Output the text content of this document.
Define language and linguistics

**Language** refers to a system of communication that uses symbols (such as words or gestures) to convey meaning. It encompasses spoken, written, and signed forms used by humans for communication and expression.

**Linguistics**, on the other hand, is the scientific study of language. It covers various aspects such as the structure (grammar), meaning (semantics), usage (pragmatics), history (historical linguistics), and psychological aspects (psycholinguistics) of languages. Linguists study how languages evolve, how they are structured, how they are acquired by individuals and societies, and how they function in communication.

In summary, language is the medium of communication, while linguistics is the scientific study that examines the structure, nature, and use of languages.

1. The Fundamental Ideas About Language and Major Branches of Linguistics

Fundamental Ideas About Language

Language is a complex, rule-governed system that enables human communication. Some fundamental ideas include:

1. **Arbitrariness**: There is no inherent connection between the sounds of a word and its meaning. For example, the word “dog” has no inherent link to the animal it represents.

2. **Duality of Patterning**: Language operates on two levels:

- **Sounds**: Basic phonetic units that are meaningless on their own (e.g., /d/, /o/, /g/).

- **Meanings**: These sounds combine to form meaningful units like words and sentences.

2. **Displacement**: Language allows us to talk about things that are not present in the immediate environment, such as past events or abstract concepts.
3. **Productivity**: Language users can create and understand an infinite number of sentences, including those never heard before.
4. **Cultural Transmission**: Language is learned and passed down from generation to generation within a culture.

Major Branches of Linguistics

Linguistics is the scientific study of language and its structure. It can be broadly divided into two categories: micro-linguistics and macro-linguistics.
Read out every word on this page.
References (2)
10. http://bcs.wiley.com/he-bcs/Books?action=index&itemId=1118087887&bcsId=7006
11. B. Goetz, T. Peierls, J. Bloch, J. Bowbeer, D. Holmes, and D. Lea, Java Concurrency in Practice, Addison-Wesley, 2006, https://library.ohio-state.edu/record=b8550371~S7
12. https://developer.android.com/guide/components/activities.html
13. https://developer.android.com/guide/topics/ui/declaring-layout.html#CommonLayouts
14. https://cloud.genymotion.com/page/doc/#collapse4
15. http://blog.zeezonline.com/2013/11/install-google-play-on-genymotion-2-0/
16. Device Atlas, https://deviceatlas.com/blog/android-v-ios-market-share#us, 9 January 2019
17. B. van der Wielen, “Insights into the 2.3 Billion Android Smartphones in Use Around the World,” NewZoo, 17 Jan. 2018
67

● **WRITTEN EXERCISE**
Where a line of the material above holds the string "https", copy that line.

● **ANSWER**
11. B. Goetz, T. Peierls, J. Bloch, J. Bowbeer, D. Holmes, and D. Lea, Java Concurrency in Practice, Addison-Wesley, 2006, https://library.ohio-state.edu/record=b8550371~S7
12. https://developer.android.com/guide/components/activities.html
13. https://developer.android.com/guide/topics/ui/declaring-layout.html#CommonLayouts
14. https://cloud.genymotion.com/page/doc/#collapse4
16. Device Atlas, https://deviceatlas.com/blog/android-v-ios-market-share#us, 9 January 2019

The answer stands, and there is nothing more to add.